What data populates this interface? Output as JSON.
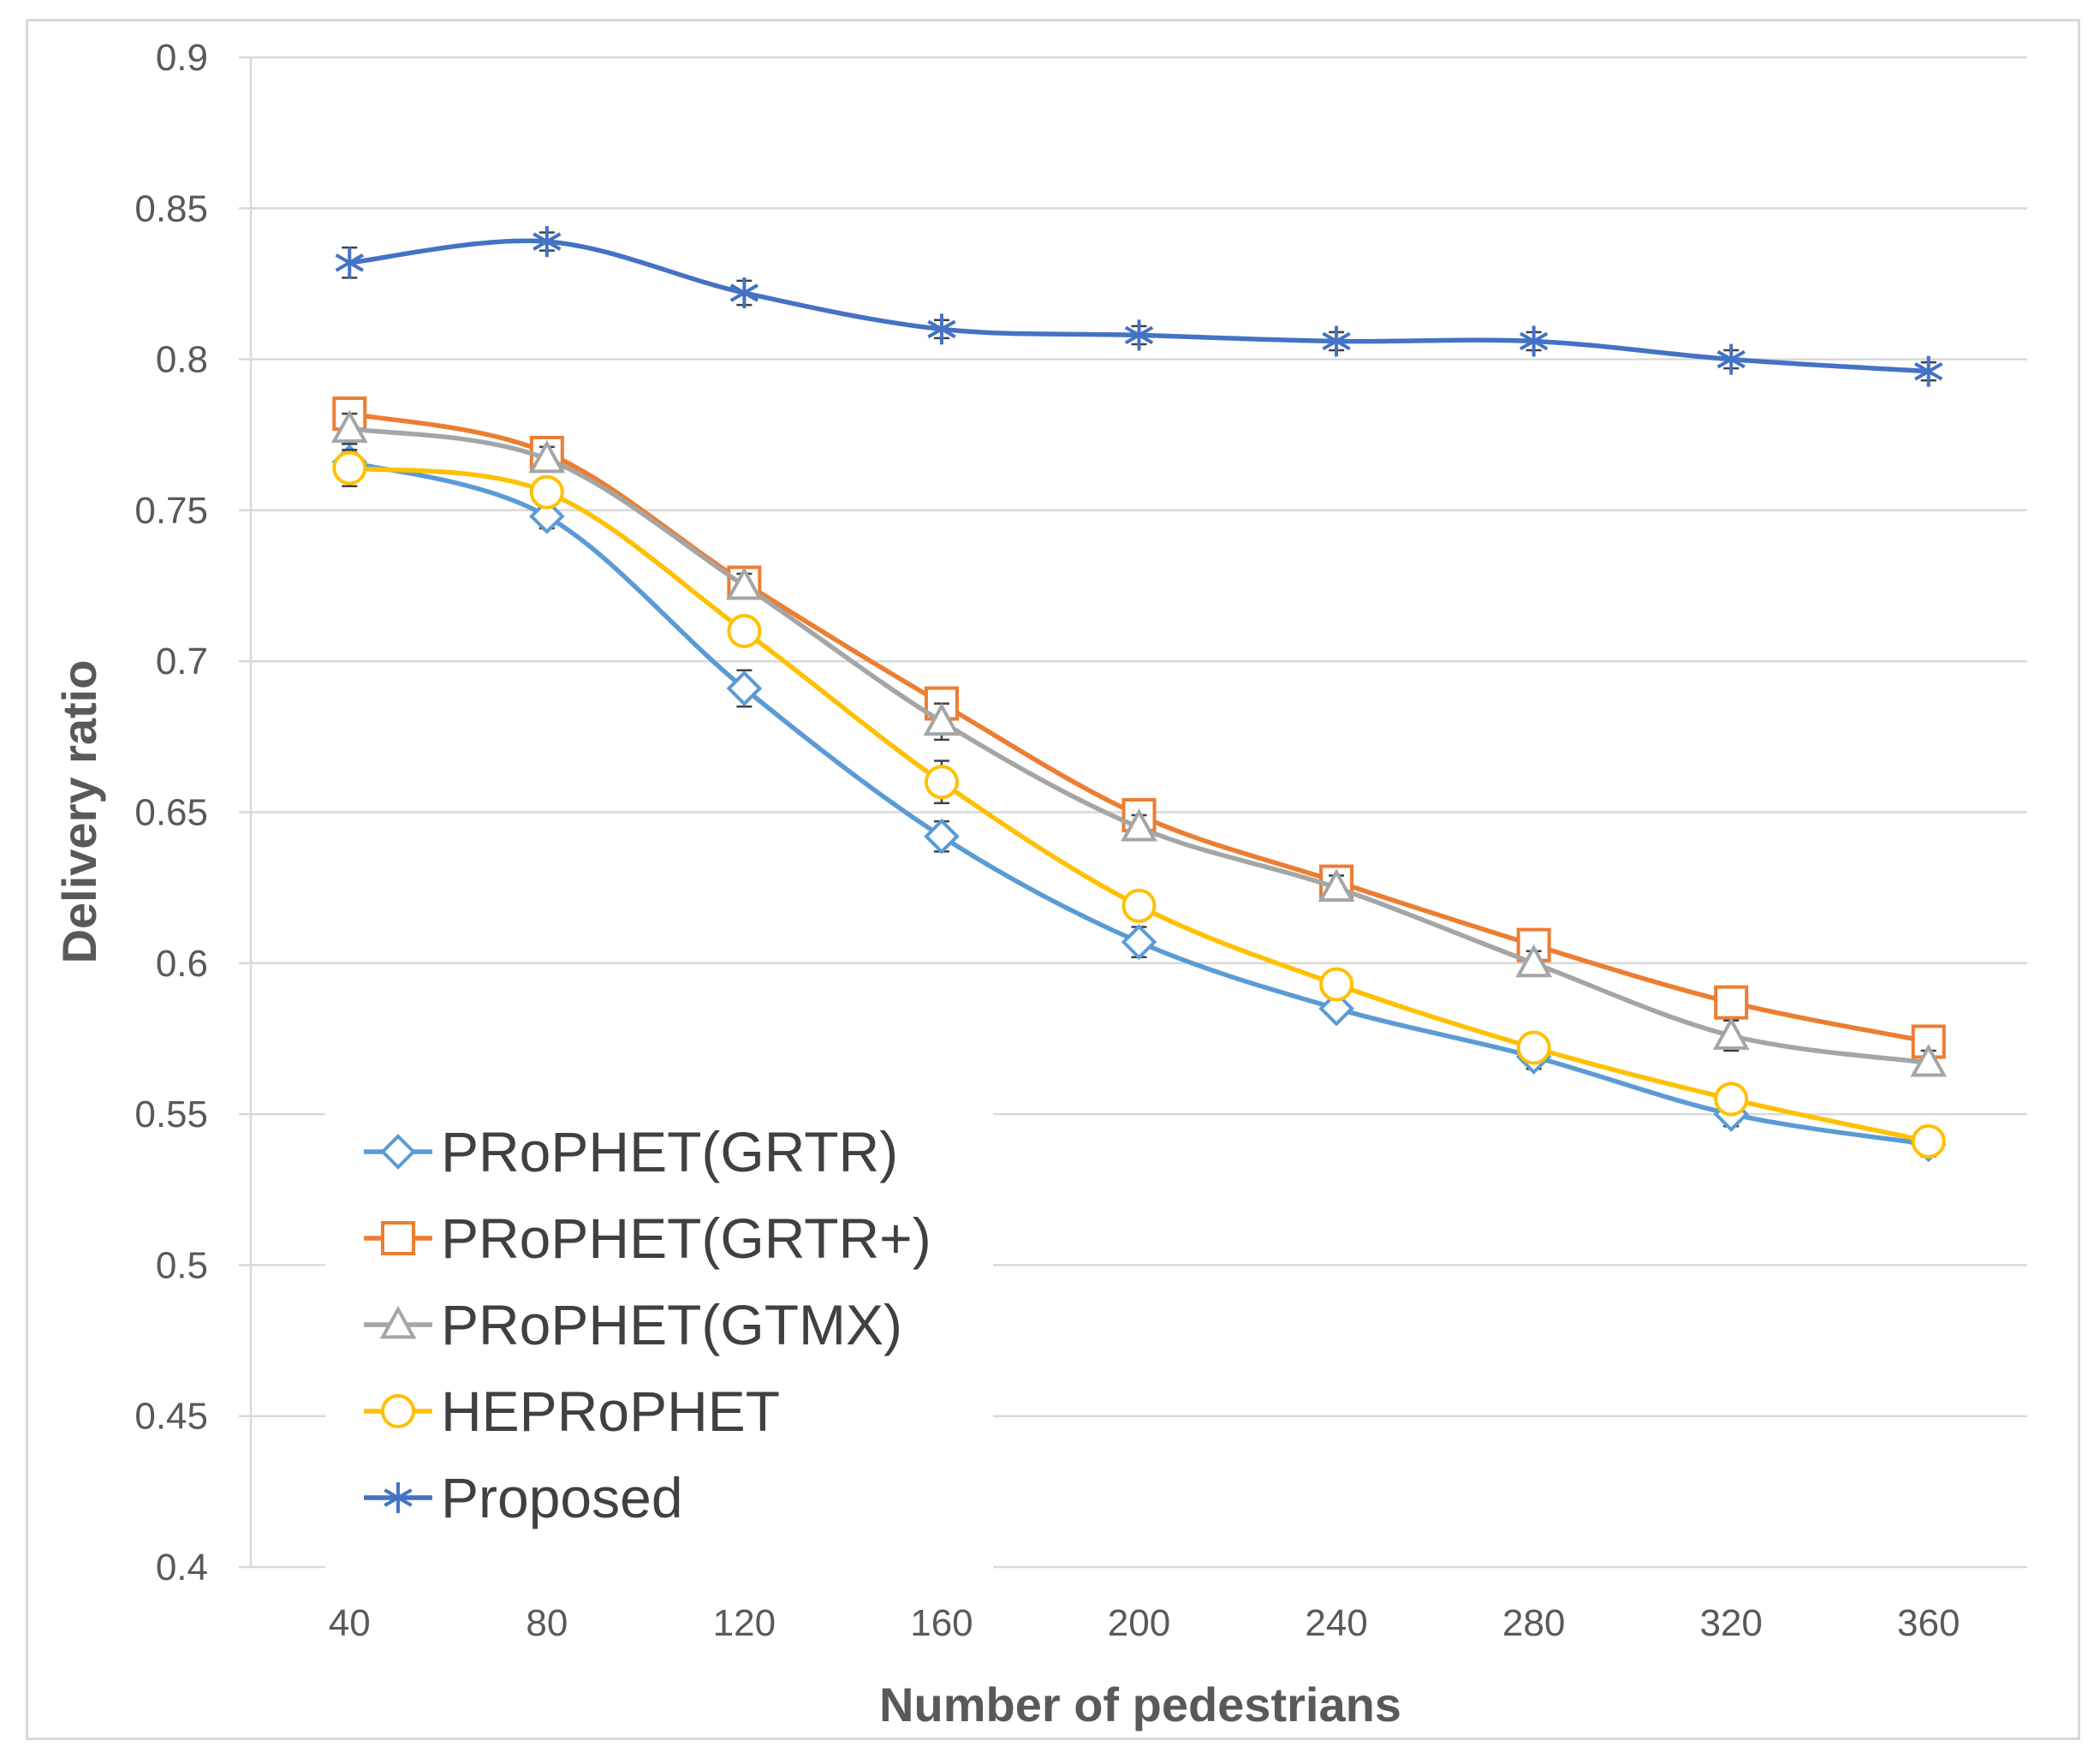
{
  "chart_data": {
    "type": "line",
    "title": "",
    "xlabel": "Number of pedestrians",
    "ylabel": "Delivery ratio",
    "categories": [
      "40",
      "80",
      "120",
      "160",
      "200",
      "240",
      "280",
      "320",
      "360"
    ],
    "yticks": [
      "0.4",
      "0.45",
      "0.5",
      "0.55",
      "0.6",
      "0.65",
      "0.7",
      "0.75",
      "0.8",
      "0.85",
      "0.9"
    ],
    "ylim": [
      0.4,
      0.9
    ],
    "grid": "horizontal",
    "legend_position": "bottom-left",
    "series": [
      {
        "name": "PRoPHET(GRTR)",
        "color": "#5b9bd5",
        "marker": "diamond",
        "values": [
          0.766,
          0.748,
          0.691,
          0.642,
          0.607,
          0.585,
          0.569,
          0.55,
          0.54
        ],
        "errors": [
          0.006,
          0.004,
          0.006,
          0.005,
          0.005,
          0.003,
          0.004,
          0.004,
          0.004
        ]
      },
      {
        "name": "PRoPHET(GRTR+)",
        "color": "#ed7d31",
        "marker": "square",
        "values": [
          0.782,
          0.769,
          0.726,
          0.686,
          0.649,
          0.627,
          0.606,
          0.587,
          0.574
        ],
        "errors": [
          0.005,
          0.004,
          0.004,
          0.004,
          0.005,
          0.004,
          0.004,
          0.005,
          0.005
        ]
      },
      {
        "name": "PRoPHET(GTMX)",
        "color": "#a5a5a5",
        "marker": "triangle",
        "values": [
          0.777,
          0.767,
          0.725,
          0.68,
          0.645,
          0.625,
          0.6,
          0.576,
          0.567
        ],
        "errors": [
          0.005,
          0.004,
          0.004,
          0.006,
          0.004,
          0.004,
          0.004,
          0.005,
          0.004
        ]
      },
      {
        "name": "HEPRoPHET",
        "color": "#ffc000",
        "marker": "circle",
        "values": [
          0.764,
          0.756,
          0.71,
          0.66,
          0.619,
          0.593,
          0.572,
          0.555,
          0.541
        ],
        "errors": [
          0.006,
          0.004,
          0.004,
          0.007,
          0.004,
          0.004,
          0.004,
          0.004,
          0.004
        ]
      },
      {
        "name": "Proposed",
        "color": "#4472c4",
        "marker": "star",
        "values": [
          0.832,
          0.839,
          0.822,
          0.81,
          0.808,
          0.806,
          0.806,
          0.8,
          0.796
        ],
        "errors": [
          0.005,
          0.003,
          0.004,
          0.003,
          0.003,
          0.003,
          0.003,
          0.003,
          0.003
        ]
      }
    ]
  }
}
================
→ **PROBLEM**: Leave out the pictures and output the rest of the material exactly as written.

→ **SOLVED PROBLEM**:
What data populates this interface? Output as JSON.
{
  "chart_data": {
    "type": "line",
    "title": "",
    "xlabel": "Number of pedestrians",
    "ylabel": "Delivery ratio",
    "categories": [
      "40",
      "80",
      "120",
      "160",
      "200",
      "240",
      "280",
      "320",
      "360"
    ],
    "yticks": [
      "0.4",
      "0.45",
      "0.5",
      "0.55",
      "0.6",
      "0.65",
      "0.7",
      "0.75",
      "0.8",
      "0.85",
      "0.9"
    ],
    "ylim": [
      0.4,
      0.9
    ],
    "grid": "horizontal",
    "legend_position": "bottom-left",
    "series": [
      {
        "name": "PRoPHET(GRTR)",
        "color": "#5b9bd5",
        "marker": "diamond",
        "values": [
          0.766,
          0.748,
          0.691,
          0.642,
          0.607,
          0.585,
          0.569,
          0.55,
          0.54
        ],
        "errors": [
          0.006,
          0.004,
          0.006,
          0.005,
          0.005,
          0.003,
          0.004,
          0.004,
          0.004
        ]
      },
      {
        "name": "PRoPHET(GRTR+)",
        "color": "#ed7d31",
        "marker": "square",
        "values": [
          0.782,
          0.769,
          0.726,
          0.686,
          0.649,
          0.627,
          0.606,
          0.587,
          0.574
        ],
        "errors": [
          0.005,
          0.004,
          0.004,
          0.004,
          0.005,
          0.004,
          0.004,
          0.005,
          0.005
        ]
      },
      {
        "name": "PRoPHET(GTMX)",
        "color": "#a5a5a5",
        "marker": "triangle",
        "values": [
          0.777,
          0.767,
          0.725,
          0.68,
          0.645,
          0.625,
          0.6,
          0.576,
          0.567
        ],
        "errors": [
          0.005,
          0.004,
          0.004,
          0.006,
          0.004,
          0.004,
          0.004,
          0.005,
          0.004
        ]
      },
      {
        "name": "HEPRoPHET",
        "color": "#ffc000",
        "marker": "circle",
        "values": [
          0.764,
          0.756,
          0.71,
          0.66,
          0.619,
          0.593,
          0.572,
          0.555,
          0.541
        ],
        "errors": [
          0.006,
          0.004,
          0.004,
          0.007,
          0.004,
          0.004,
          0.004,
          0.004,
          0.004
        ]
      },
      {
        "name": "Proposed",
        "color": "#4472c4",
        "marker": "star",
        "values": [
          0.832,
          0.839,
          0.822,
          0.81,
          0.808,
          0.806,
          0.806,
          0.8,
          0.796
        ],
        "errors": [
          0.005,
          0.003,
          0.004,
          0.003,
          0.003,
          0.003,
          0.003,
          0.003,
          0.003
        ]
      }
    ]
  }
}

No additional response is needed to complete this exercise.